:: RECORDS FOR THIS EXERCISE
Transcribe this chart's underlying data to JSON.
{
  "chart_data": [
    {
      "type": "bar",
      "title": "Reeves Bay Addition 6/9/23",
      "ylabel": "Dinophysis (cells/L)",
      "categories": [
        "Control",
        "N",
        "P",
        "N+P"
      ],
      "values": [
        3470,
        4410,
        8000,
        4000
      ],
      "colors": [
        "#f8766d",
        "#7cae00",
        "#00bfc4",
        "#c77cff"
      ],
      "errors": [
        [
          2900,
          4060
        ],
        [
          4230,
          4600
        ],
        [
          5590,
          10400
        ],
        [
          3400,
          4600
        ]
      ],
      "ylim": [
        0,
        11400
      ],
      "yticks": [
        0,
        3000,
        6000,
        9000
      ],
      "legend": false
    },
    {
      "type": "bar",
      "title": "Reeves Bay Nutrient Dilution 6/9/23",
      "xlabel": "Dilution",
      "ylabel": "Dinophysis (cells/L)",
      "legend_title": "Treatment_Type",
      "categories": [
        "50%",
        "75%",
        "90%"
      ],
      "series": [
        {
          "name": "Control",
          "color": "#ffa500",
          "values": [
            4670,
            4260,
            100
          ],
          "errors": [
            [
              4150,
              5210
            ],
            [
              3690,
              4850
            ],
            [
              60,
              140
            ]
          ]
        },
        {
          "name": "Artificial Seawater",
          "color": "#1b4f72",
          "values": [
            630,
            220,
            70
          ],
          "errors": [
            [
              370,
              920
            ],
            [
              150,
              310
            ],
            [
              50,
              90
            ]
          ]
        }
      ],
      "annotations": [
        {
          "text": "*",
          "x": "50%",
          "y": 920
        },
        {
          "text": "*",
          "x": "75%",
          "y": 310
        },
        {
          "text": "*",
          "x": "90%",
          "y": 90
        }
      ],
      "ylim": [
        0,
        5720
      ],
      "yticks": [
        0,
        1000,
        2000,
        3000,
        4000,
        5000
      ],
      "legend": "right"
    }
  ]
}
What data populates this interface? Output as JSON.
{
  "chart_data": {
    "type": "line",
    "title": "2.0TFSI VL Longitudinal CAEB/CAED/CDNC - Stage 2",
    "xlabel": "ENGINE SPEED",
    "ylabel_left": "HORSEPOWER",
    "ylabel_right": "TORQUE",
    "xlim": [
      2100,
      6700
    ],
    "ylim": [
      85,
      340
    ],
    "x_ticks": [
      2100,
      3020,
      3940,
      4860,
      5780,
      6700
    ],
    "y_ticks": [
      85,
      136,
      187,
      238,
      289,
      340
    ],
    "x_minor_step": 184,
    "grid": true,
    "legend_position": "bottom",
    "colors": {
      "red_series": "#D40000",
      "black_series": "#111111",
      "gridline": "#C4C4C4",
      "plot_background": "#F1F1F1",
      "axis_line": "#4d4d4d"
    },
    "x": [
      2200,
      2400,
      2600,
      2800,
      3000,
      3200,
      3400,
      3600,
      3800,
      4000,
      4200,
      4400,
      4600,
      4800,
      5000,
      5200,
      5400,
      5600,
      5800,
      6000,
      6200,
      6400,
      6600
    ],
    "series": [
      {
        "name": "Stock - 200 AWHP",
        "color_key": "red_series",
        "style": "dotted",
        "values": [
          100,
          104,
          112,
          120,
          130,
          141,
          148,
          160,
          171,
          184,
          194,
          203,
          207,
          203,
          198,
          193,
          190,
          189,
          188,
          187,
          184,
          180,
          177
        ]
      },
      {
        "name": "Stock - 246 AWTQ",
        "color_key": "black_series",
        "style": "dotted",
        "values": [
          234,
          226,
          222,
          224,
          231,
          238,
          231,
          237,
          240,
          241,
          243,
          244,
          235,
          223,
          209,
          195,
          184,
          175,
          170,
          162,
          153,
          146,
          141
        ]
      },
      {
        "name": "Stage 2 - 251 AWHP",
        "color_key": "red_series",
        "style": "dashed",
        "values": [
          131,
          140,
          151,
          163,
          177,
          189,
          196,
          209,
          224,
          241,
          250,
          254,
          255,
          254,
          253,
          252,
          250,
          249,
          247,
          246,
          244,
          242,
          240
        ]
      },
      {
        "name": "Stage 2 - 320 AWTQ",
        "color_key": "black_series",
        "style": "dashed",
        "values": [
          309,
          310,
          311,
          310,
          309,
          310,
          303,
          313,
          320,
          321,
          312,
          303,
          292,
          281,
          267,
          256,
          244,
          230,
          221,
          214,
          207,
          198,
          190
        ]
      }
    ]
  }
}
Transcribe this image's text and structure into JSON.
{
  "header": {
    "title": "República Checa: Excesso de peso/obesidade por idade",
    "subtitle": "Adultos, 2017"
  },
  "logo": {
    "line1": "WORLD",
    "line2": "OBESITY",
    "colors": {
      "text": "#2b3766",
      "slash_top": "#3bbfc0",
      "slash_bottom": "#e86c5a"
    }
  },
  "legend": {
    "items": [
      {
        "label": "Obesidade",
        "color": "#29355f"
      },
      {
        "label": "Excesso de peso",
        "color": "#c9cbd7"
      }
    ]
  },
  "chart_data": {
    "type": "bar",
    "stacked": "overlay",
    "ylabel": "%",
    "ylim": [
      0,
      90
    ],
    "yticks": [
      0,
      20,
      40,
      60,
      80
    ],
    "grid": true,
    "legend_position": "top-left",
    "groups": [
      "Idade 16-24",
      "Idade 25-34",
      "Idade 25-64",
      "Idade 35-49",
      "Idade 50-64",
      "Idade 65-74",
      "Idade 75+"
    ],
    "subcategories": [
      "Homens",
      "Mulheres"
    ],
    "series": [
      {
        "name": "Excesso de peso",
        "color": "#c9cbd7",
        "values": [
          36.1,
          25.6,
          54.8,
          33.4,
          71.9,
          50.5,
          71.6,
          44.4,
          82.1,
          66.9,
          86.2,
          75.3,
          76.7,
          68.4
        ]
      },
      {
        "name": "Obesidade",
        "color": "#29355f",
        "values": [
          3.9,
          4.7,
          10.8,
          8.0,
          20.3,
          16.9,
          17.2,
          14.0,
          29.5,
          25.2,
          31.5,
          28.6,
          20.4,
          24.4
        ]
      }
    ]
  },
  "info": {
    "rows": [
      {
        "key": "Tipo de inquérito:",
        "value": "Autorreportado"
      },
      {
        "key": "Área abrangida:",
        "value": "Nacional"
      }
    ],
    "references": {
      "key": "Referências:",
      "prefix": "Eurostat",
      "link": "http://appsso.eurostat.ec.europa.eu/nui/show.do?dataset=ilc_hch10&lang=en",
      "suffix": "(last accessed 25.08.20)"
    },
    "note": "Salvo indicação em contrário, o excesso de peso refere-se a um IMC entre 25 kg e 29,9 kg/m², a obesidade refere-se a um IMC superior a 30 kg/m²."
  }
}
::::
Give the number of lines where the string "Stage" occurs, without any further text.

3